### GIVEN DATA
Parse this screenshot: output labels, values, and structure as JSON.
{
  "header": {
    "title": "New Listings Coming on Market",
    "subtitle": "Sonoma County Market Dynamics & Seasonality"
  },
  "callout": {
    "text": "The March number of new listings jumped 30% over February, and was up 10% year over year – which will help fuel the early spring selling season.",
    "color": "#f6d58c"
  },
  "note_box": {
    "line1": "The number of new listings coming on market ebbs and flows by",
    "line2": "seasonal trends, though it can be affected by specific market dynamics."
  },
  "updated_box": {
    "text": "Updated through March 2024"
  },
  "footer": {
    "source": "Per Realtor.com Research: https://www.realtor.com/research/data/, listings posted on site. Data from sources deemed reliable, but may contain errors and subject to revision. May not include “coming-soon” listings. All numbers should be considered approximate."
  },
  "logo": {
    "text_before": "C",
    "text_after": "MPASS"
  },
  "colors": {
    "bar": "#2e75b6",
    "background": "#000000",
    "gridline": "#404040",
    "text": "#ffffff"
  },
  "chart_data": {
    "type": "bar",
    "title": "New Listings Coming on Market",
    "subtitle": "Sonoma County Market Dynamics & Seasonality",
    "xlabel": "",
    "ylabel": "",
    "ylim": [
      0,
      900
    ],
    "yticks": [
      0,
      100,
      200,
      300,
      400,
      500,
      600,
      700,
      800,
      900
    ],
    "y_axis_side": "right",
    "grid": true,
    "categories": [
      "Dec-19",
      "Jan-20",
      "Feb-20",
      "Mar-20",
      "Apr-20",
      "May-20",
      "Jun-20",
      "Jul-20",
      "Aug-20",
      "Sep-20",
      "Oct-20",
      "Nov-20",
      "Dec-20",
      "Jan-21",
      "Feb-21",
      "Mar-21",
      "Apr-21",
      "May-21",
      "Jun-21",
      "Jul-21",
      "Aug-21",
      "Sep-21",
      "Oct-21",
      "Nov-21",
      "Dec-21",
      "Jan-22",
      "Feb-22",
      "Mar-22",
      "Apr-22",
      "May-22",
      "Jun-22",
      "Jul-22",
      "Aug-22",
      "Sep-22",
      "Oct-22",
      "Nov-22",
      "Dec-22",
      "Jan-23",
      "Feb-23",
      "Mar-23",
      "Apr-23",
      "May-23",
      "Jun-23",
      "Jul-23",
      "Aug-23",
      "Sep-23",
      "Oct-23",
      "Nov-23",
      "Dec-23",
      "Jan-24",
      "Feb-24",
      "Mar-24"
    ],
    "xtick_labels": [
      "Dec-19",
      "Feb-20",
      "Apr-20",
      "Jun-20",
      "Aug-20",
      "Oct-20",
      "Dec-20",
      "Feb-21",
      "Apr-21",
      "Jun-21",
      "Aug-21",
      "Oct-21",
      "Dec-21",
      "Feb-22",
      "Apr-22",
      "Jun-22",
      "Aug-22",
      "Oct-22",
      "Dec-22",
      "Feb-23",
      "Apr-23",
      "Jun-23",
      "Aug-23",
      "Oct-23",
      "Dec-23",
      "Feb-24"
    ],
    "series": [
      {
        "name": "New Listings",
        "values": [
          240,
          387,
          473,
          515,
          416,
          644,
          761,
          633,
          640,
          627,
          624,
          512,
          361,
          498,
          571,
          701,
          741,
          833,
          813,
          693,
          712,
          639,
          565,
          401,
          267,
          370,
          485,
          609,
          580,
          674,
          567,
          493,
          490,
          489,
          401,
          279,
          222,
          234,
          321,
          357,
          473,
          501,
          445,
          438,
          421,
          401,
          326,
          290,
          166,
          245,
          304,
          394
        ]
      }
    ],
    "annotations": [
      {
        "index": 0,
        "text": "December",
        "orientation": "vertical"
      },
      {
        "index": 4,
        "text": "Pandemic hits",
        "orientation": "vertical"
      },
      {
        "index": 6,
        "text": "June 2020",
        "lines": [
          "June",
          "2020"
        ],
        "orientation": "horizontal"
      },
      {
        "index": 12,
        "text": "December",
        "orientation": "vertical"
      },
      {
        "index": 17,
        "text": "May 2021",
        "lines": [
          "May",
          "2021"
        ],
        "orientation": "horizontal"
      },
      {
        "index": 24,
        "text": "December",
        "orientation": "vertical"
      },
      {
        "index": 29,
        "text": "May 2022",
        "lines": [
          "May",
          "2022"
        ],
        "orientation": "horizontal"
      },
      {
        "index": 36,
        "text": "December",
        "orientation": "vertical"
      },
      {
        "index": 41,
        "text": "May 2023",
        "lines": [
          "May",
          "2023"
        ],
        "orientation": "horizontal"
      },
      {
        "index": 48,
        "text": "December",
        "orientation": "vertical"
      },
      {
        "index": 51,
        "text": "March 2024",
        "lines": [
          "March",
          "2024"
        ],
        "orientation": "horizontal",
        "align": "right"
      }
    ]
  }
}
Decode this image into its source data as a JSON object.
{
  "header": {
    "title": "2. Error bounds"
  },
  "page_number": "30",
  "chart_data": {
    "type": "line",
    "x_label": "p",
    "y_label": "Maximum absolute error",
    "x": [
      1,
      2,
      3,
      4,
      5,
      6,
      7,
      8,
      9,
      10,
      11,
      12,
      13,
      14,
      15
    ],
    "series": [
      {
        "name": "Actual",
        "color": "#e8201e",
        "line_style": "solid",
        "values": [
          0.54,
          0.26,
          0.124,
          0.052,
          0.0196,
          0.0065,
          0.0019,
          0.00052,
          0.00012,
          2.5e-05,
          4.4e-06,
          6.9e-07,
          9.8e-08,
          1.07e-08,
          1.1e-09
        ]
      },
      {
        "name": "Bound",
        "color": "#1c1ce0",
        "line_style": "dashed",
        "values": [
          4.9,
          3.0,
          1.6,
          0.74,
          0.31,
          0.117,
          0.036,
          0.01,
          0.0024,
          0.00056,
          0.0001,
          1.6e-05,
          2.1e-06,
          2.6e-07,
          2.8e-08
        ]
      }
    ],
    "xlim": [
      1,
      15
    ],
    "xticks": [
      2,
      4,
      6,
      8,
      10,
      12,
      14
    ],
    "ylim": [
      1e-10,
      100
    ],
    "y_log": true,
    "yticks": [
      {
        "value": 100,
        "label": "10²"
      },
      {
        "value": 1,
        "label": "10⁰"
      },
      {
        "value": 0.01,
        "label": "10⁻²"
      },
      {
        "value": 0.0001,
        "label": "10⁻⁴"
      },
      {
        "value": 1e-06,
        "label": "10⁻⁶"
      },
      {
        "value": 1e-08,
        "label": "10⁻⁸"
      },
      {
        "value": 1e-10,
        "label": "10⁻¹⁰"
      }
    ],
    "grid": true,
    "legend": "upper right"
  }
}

### EXERCISE DESCRIPTION
Check each line of the material above for "name" and say how many lines contain it, giving the number alone.

### RESULT FOR THIS EXERCISE
3